• GIVEN REQUEST 1: Reproduce the stretch of the passage on Mosel wine-growers from "The road to" through "deserves separate treatment.", word for word.

• EXCERPT:
In Karl Marx’s youthful and spirited defense of Mosel wine-growers the foretaste of a revolutionary career

Karl Marx at 24

VINTNERS WITH PROPERTY in the steep hillsides that overlook the Mosel River between Trier and Koblenz have a worldwide market for their cooly aromatic, austerely-structured white wines.  Today, growers there can count on steady demand and good prices.  In the U.S., the hipster segment appears to have succumbed to the taut allure of cool-climate riesling – a trend sure to boost the Mosel’s fortunes in a demographic every winemaker in the world would love to capture.

The road to success in the Mosel hasn’t always been paved with euros, however. For most of the nineteenth century the region was trapped in a vicious cycle of low regard, weak demand, and depressed prices.  For the 24 year-old Karl Marx, a native of Trier whose family owned several vineyards, the source of the Mosel’s winegrower’s misery was directly traceable to inequitable political, economic, and class structures  — a condition that could be overcome, in his mind,  only by dismantling the present order and and putting something distinctly more progressive in its place. For Ludwig Gall, Marx’s older contemporary (and no mean socialist theorizer in his own right) the escape route took a more practical turn: making better wine.  We’ll save Gall’s story for another post – it deserves separate treatment.

• DATASET:
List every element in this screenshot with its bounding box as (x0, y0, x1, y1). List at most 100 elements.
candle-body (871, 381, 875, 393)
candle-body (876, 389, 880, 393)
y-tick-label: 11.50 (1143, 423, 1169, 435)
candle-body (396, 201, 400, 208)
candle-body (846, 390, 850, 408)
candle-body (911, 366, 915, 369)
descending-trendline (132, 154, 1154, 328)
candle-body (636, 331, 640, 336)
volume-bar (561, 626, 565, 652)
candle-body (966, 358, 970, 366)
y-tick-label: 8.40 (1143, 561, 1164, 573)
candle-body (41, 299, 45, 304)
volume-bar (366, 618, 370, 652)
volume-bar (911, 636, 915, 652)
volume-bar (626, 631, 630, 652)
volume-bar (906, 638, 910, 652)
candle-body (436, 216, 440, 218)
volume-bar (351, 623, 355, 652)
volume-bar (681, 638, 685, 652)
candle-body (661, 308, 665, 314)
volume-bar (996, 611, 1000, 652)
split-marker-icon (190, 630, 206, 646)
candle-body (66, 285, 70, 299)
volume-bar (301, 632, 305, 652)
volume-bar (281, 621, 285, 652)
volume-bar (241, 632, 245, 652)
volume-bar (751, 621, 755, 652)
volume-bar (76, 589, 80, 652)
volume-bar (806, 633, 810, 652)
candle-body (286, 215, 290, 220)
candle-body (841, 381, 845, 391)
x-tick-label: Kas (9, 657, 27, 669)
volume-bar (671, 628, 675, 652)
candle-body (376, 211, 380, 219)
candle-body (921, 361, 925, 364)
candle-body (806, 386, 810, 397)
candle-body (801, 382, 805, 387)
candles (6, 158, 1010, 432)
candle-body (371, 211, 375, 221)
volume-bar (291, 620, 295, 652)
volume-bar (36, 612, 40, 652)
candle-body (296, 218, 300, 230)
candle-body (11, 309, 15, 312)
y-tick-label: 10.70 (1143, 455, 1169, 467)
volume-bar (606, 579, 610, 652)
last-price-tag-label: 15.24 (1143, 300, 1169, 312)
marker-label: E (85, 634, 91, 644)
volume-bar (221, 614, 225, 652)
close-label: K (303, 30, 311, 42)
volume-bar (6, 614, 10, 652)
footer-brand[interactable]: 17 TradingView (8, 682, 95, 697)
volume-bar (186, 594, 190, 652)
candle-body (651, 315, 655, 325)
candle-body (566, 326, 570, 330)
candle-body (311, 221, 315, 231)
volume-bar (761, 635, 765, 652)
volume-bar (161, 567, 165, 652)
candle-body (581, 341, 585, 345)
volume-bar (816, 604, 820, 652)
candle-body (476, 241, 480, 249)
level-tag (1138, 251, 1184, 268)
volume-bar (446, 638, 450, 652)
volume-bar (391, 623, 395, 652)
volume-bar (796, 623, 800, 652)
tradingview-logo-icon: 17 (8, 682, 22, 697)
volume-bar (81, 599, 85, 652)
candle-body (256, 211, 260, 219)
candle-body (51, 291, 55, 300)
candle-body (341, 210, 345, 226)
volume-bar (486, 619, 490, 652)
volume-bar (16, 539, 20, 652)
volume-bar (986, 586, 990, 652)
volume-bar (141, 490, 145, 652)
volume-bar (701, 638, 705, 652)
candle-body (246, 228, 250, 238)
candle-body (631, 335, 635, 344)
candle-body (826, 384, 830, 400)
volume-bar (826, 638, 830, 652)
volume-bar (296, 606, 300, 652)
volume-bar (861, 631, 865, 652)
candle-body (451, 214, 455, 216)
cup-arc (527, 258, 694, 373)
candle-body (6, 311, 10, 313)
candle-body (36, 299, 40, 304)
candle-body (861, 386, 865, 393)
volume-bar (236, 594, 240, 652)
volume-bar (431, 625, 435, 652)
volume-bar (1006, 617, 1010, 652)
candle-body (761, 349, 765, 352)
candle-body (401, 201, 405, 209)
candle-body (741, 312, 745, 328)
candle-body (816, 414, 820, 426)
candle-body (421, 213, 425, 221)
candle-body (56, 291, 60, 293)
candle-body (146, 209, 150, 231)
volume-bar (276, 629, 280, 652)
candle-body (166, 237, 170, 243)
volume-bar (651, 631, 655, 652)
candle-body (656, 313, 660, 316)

• GIVEN REQUEST 2: Write out the rows word for word, from the first row through the row containing "volume-bar (76, 589, 80, 652)", including both ends.

• RIGHT ANSWER 1:
The road to success in the Mosel hasn’t always been paved with euros, however. For most of the nineteenth century the region was trapped in a vicious cycle of low regard, weak demand, and depressed prices.  For the 24 year-old Karl Marx, a native of Trier whose family owned several vineyards, the source of the Mosel’s winegrower’s misery was directly traceable to inequitable political, economic, and class structures  — a condition that could be overcome, in his mind,  only by dismantling the present order and and putting something distinctly more progressive in its place. For Ludwig Gall, Marx’s older contemporary (and no mean socialist theorizer in his own right) the escape route took a more practical turn: making better wine.  We’ll save Gall’s story for another post – it deserves separate treatment.

• RIGHT ANSWER 2:
List every element in this screenshot with its bounding box as (x0, y0, x1, y1). List at most 100 elements.
candle-body (871, 381, 875, 393)
candle-body (876, 389, 880, 393)
y-tick-label: 11.50 (1143, 423, 1169, 435)
candle-body (396, 201, 400, 208)
candle-body (846, 390, 850, 408)
candle-body (911, 366, 915, 369)
descending-trendline (132, 154, 1154, 328)
candle-body (636, 331, 640, 336)
volume-bar (561, 626, 565, 652)
candle-body (966, 358, 970, 366)
y-tick-label: 8.40 (1143, 561, 1164, 573)
candle-body (41, 299, 45, 304)
volume-bar (366, 618, 370, 652)
volume-bar (911, 636, 915, 652)
volume-bar (626, 631, 630, 652)
volume-bar (906, 638, 910, 652)
candle-body (436, 216, 440, 218)
volume-bar (351, 623, 355, 652)
volume-bar (681, 638, 685, 652)
candle-body (661, 308, 665, 314)
volume-bar (996, 611, 1000, 652)
split-marker-icon (190, 630, 206, 646)
candle-body (66, 285, 70, 299)
volume-bar (301, 632, 305, 652)
volume-bar (281, 621, 285, 652)
volume-bar (241, 632, 245, 652)
volume-bar (751, 621, 755, 652)
volume-bar (76, 589, 80, 652)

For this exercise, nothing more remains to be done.